= Task details =
All the entries need to be quoted exactly, apart from the pictures, which you should drop.

= Dataset extract =

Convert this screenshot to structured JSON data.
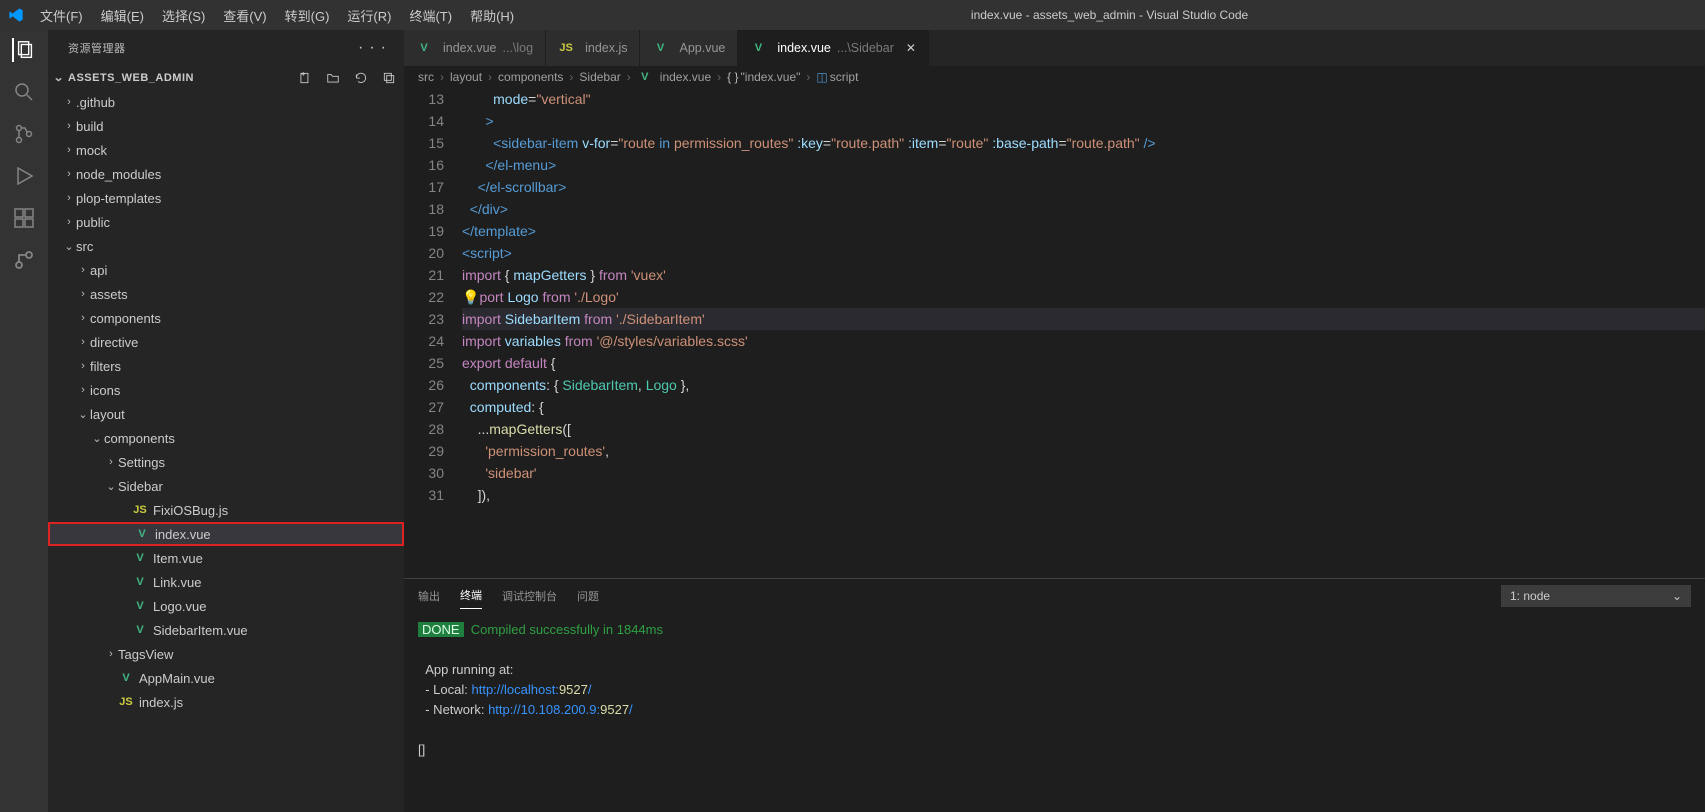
{
  "window_title": "index.vue - assets_web_admin - Visual Studio Code",
  "menu": [
    "文件(F)",
    "编辑(E)",
    "选择(S)",
    "查看(V)",
    "转到(G)",
    "运行(R)",
    "终端(T)",
    "帮助(H)"
  ],
  "sidebar_title": "资源管理器",
  "project_name": "ASSETS_WEB_ADMIN",
  "tree": [
    {
      "depth": 0,
      "tw": "›",
      "label": ".github",
      "icon": ""
    },
    {
      "depth": 0,
      "tw": "›",
      "label": "build",
      "icon": ""
    },
    {
      "depth": 0,
      "tw": "›",
      "label": "mock",
      "icon": ""
    },
    {
      "depth": 0,
      "tw": "›",
      "label": "node_modules",
      "icon": ""
    },
    {
      "depth": 0,
      "tw": "›",
      "label": "plop-templates",
      "icon": ""
    },
    {
      "depth": 0,
      "tw": "›",
      "label": "public",
      "icon": ""
    },
    {
      "depth": 0,
      "tw": "⌄",
      "label": "src",
      "icon": ""
    },
    {
      "depth": 1,
      "tw": "›",
      "label": "api",
      "icon": ""
    },
    {
      "depth": 1,
      "tw": "›",
      "label": "assets",
      "icon": ""
    },
    {
      "depth": 1,
      "tw": "›",
      "label": "components",
      "icon": ""
    },
    {
      "depth": 1,
      "tw": "›",
      "label": "directive",
      "icon": ""
    },
    {
      "depth": 1,
      "tw": "›",
      "label": "filters",
      "icon": ""
    },
    {
      "depth": 1,
      "tw": "›",
      "label": "icons",
      "icon": ""
    },
    {
      "depth": 1,
      "tw": "⌄",
      "label": "layout",
      "icon": ""
    },
    {
      "depth": 2,
      "tw": "⌄",
      "label": "components",
      "icon": ""
    },
    {
      "depth": 3,
      "tw": "›",
      "label": "Settings",
      "icon": ""
    },
    {
      "depth": 3,
      "tw": "⌄",
      "label": "Sidebar",
      "icon": ""
    },
    {
      "depth": 4,
      "tw": "",
      "label": "FixiOSBug.js",
      "icon": "js"
    },
    {
      "depth": 4,
      "tw": "",
      "label": "index.vue",
      "icon": "vue",
      "sel": true,
      "box": true
    },
    {
      "depth": 4,
      "tw": "",
      "label": "Item.vue",
      "icon": "vue"
    },
    {
      "depth": 4,
      "tw": "",
      "label": "Link.vue",
      "icon": "vue"
    },
    {
      "depth": 4,
      "tw": "",
      "label": "Logo.vue",
      "icon": "vue"
    },
    {
      "depth": 4,
      "tw": "",
      "label": "SidebarItem.vue",
      "icon": "vue"
    },
    {
      "depth": 3,
      "tw": "›",
      "label": "TagsView",
      "icon": ""
    },
    {
      "depth": 3,
      "tw": "",
      "label": "AppMain.vue",
      "icon": "vue"
    },
    {
      "depth": 3,
      "tw": "",
      "label": "index.js",
      "icon": "js"
    }
  ],
  "tabs": [
    {
      "icon": "vue",
      "label": "index.vue",
      "detail": "...\\log",
      "active": false
    },
    {
      "icon": "js",
      "label": "index.js",
      "detail": "",
      "active": false
    },
    {
      "icon": "vue",
      "label": "App.vue",
      "detail": "",
      "active": false
    },
    {
      "icon": "vue",
      "label": "index.vue",
      "detail": "...\\Sidebar",
      "active": true,
      "close": true
    }
  ],
  "breadcrumb": [
    "src",
    "layout",
    "components",
    "Sidebar",
    "index.vue",
    "\"index.vue\"",
    "script"
  ],
  "code": {
    "start": 13,
    "lines": [
      "        <span class='tk-attr'>mode</span><span class='tk-op'>=</span><span class='tk-str'>\"vertical\"</span>",
      "      <span class='tk-tag'>&gt;</span>",
      "        <span class='tk-tag'>&lt;sidebar-item</span> <span class='tk-attr'>v-for</span><span class='tk-op'>=</span><span class='tk-str'>\"route <span class='tk-bl'>in</span> permission_routes\"</span> <span class='tk-attr'>:key</span><span class='tk-op'>=</span><span class='tk-str'>\"route.path\"</span> <span class='tk-attr'>:item</span><span class='tk-op'>=</span><span class='tk-str'>\"route\"</span> <span class='tk-attr'>:base-path</span><span class='tk-op'>=</span><span class='tk-str'>\"route.path\"</span> <span class='tk-tag'>/&gt;</span>",
      "      <span class='tk-tag'>&lt;/el-menu&gt;</span>",
      "    <span class='tk-tag'>&lt;/el-scrollbar&gt;</span>",
      "  <span class='tk-tag'>&lt;/div&gt;</span>",
      "<span class='tk-tag'>&lt;/template&gt;</span>",
      "<span class='tk-tag'>&lt;script&gt;</span>",
      "<span class='tk-kw'>import</span> <span class='tk-pn'>{</span> <span class='tk-attr'>mapGetters</span> <span class='tk-pn'>}</span> <span class='tk-kw'>from</span> <span class='tk-str'>'vuex'</span>",
      "<span class='bulb'>💡</span><span class='tk-kw'>port</span> <span class='tk-attr'>Logo</span> <span class='tk-kw'>from</span> <span class='tk-str'>'./Logo'</span>",
      "<span class='tk-kw'>import</span> <span class='tk-attr'>SidebarItem</span> <span class='tk-kw'>from</span> <span class='tk-str'>'./SidebarItem'</span>",
      "<span class='tk-kw'>import</span> <span class='tk-attr'>variables</span> <span class='tk-kw'>from</span> <span class='tk-str'>'@/styles/variables.scss'</span>",
      "<span class='tk-kw'>export</span> <span class='tk-kw'>default</span> <span class='tk-pn'>{</span>",
      "  <span class='tk-attr'>components</span><span class='tk-pn'>:</span> <span class='tk-pn'>{</span> <span class='tk-cls'>SidebarItem</span><span class='tk-pn'>,</span> <span class='tk-cls'>Logo</span> <span class='tk-pn'>},</span>",
      "  <span class='tk-attr'>computed</span><span class='tk-pn'>:</span> <span class='tk-pn'>{</span>",
      "    <span class='tk-pn'>...</span><span class='tk-fn'>mapGetters</span><span class='tk-pn'>([</span>",
      "      <span class='tk-str'>'permission_routes'</span><span class='tk-pn'>,</span>",
      "      <span class='tk-str'>'sidebar'</span>",
      "    <span class='tk-pn'>]),</span>"
    ],
    "hl_index": 10
  },
  "panel_tabs": [
    "输出",
    "终端",
    "调试控制台",
    "问题"
  ],
  "panel_active": 1,
  "panel_select": "1: node",
  "terminal": {
    "done": "DONE",
    "done_msg": "Compiled successfully in 1844ms",
    "running": "App running at:",
    "local_label": "- Local:   ",
    "local_url": "http://localhost:",
    "local_port": "9527",
    "net_label": "- Network: ",
    "net_url": "http://10.108.200.9:",
    "net_port": "9527",
    "cursor": "[]"
  }
}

= Task result =
Convert this screenshot to structured JSON data.
{
  "window_title": "index.vue - assets_web_admin - Visual Studio Code",
  "menu": [
    "文件(F)",
    "编辑(E)",
    "选择(S)",
    "查看(V)",
    "转到(G)",
    "运行(R)",
    "终端(T)",
    "帮助(H)"
  ],
  "sidebar_title": "资源管理器",
  "project_name": "ASSETS_WEB_ADMIN",
  "tree": [
    {
      "depth": 0,
      "tw": "›",
      "label": ".github",
      "icon": ""
    },
    {
      "depth": 0,
      "tw": "›",
      "label": "build",
      "icon": ""
    },
    {
      "depth": 0,
      "tw": "›",
      "label": "mock",
      "icon": ""
    },
    {
      "depth": 0,
      "tw": "›",
      "label": "node_modules",
      "icon": ""
    },
    {
      "depth": 0,
      "tw": "›",
      "label": "plop-templates",
      "icon": ""
    },
    {
      "depth": 0,
      "tw": "›",
      "label": "public",
      "icon": ""
    },
    {
      "depth": 0,
      "tw": "⌄",
      "label": "src",
      "icon": ""
    },
    {
      "depth": 1,
      "tw": "›",
      "label": "api",
      "icon": ""
    },
    {
      "depth": 1,
      "tw": "›",
      "label": "assets",
      "icon": ""
    },
    {
      "depth": 1,
      "tw": "›",
      "label": "components",
      "icon": ""
    },
    {
      "depth": 1,
      "tw": "›",
      "label": "directive",
      "icon": ""
    },
    {
      "depth": 1,
      "tw": "›",
      "label": "filters",
      "icon": ""
    },
    {
      "depth": 1,
      "tw": "›",
      "label": "icons",
      "icon": ""
    },
    {
      "depth": 1,
      "tw": "⌄",
      "label": "layout",
      "icon": ""
    },
    {
      "depth": 2,
      "tw": "⌄",
      "label": "components",
      "icon": ""
    },
    {
      "depth": 3,
      "tw": "›",
      "label": "Settings",
      "icon": ""
    },
    {
      "depth": 3,
      "tw": "⌄",
      "label": "Sidebar",
      "icon": ""
    },
    {
      "depth": 4,
      "tw": "",
      "label": "FixiOSBug.js",
      "icon": "js"
    },
    {
      "depth": 4,
      "tw": "",
      "label": "index.vue",
      "icon": "vue",
      "sel": true,
      "box": true
    },
    {
      "depth": 4,
      "tw": "",
      "label": "Item.vue",
      "icon": "vue"
    },
    {
      "depth": 4,
      "tw": "",
      "label": "Link.vue",
      "icon": "vue"
    },
    {
      "depth": 4,
      "tw": "",
      "label": "Logo.vue",
      "icon": "vue"
    },
    {
      "depth": 4,
      "tw": "",
      "label": "SidebarItem.vue",
      "icon": "vue"
    },
    {
      "depth": 3,
      "tw": "›",
      "label": "TagsView",
      "icon": ""
    },
    {
      "depth": 3,
      "tw": "",
      "label": "AppMain.vue",
      "icon": "vue"
    },
    {
      "depth": 3,
      "tw": "",
      "label": "index.js",
      "icon": "js"
    }
  ],
  "tabs": [
    {
      "icon": "vue",
      "label": "index.vue",
      "detail": "...\\log",
      "active": false
    },
    {
      "icon": "js",
      "label": "index.js",
      "detail": "",
      "active": false
    },
    {
      "icon": "vue",
      "label": "App.vue",
      "detail": "",
      "active": false
    },
    {
      "icon": "vue",
      "label": "index.vue",
      "detail": "...\\Sidebar",
      "active": true,
      "close": true
    }
  ],
  "breadcrumb": [
    "src",
    "layout",
    "components",
    "Sidebar",
    "index.vue",
    "\"index.vue\"",
    "script"
  ],
  "code": {
    "start": 13,
    "lines": [
      "        <span class='tk-attr'>mode</span><span class='tk-op'>=</span><span class='tk-str'>\"vertical\"</span>",
      "      <span class='tk-tag'>&gt;</span>",
      "        <span class='tk-tag'>&lt;sidebar-item</span> <span class='tk-attr'>v-for</span><span class='tk-op'>=</span><span class='tk-str'>\"route <span class='tk-bl'>in</span> permission_routes\"</span> <span class='tk-attr'>:key</span><span class='tk-op'>=</span><span class='tk-str'>\"route.path\"</span> <span class='tk-attr'>:item</span><span class='tk-op'>=</span><span class='tk-str'>\"route\"</span> <span class='tk-attr'>:base-path</span><span class='tk-op'>=</span><span class='tk-str'>\"route.path\"</span> <span class='tk-tag'>/&gt;</span>",
      "      <span class='tk-tag'>&lt;/el-menu&gt;</span>",
      "    <span class='tk-tag'>&lt;/el-scrollbar&gt;</span>",
      "  <span class='tk-tag'>&lt;/div&gt;</span>",
      "<span class='tk-tag'>&lt;/template&gt;</span>",
      "<span class='tk-tag'>&lt;script&gt;</span>",
      "<span class='tk-kw'>import</span> <span class='tk-pn'>{</span> <span class='tk-attr'>mapGetters</span> <span class='tk-pn'>}</span> <span class='tk-kw'>from</span> <span class='tk-str'>'vuex'</span>",
      "<span class='bulb'>💡</span><span class='tk-kw'>port</span> <span class='tk-attr'>Logo</span> <span class='tk-kw'>from</span> <span class='tk-str'>'./Logo'</span>",
      "<span class='tk-kw'>import</span> <span class='tk-attr'>SidebarItem</span> <span class='tk-kw'>from</span> <span class='tk-str'>'./SidebarItem'</span>",
      "<span class='tk-kw'>import</span> <span class='tk-attr'>variables</span> <span class='tk-kw'>from</span> <span class='tk-str'>'@/styles/variables.scss'</span>",
      "<span class='tk-kw'>export</span> <span class='tk-kw'>default</span> <span class='tk-pn'>{</span>",
      "  <span class='tk-attr'>components</span><span class='tk-pn'>:</span> <span class='tk-pn'>{</span> <span class='tk-cls'>SidebarItem</span><span class='tk-pn'>,</span> <span class='tk-cls'>Logo</span> <span class='tk-pn'>},</span>",
      "  <span class='tk-attr'>computed</span><span class='tk-pn'>:</span> <span class='tk-pn'>{</span>",
      "    <span class='tk-pn'>...</span><span class='tk-fn'>mapGetters</span><span class='tk-pn'>([</span>",
      "      <span class='tk-str'>'permission_routes'</span><span class='tk-pn'>,</span>",
      "      <span class='tk-str'>'sidebar'</span>",
      "    <span class='tk-pn'>]),</span>"
    ],
    "hl_index": 10
  },
  "panel_tabs": [
    "输出",
    "终端",
    "调试控制台",
    "问题"
  ],
  "panel_active": 1,
  "panel_select": "1: node",
  "terminal": {
    "done": "DONE",
    "done_msg": "Compiled successfully in 1844ms",
    "running": "App running at:",
    "local_label": "- Local:   ",
    "local_url": "http://localhost:",
    "local_port": "9527",
    "net_label": "- Network: ",
    "net_url": "http://10.108.200.9:",
    "net_port": "9527",
    "cursor": "[]"
  }
}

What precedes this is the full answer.